• **To do**
Return the entries below in their exact form, leaving the pictures out.

• **Material supplied**
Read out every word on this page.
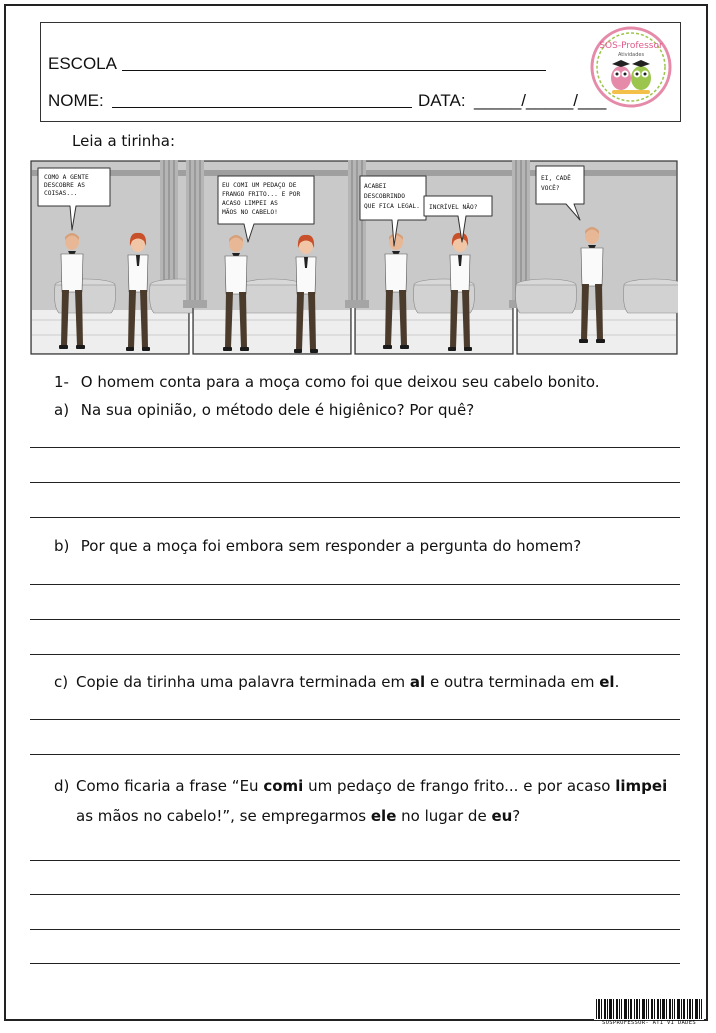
ESCOLA
NOME:	DATA: _____/_____/___
SOS-Professor
Atividades
Leia a tirinha:
COMO A GENTE
DESCOBRE AS
COISAS...
EU COMI UM PEDAÇO DE
FRANGO FRITO... E POR
ACASO LIMPEI AS
MÃOS NO CABELO!
ACABEI
DESCOBRINDO
QUE FICA LEGAL. INCRÍVEL NÃO?
EI, CADÊ
VOCÊ?
1- O homem conta para a moça como foi que deixou seu cabelo bonito.
a) Na sua opinião, o método dele é higiênico? Por quê?
b) Por que a moça foi embora sem responder a pergunta do homem?
c) Copie da tirinha uma palavra terminada em al e outra terminada em el.
d) Como ficaria a frase “Eu comi um pedaço de frango frito... e por acaso limpei
as mãos no cabelo!”, se empregarmos ele no lugar de eu?
SOSPROFESSOR- ATI VI DADES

• **Exercise answer**
Read out every word on this page.
ESCOLA
NOME:	DATA: _____/_____/___
SOS-Professor
Atividades
Leia a tirinha:
COMO A GENTE
DESCOBRE AS
COISAS...
EU COMI UM PEDAÇO DE
FRANGO FRITO... E POR
ACASO LIMPEI AS
MÃOS NO CABELO!
ACABEI
DESCOBRINDO
QUE FICA LEGAL. INCRÍVEL NÃO?
EI, CADÊ
VOCÊ?
1- O homem conta para a moça como foi que deixou seu cabelo bonito.
a) Na sua opinião, o método dele é higiênico? Por quê?
b) Por que a moça foi embora sem responder a pergunta do homem?
c) Copie da tirinha uma palavra terminada em al e outra terminada em el.
d) Como ficaria a frase “Eu comi um pedaço de frango frito... e por acaso limpei
as mãos no cabelo!”, se empregarmos ele no lugar de eu?
SOSPROFESSOR- ATI VI DADES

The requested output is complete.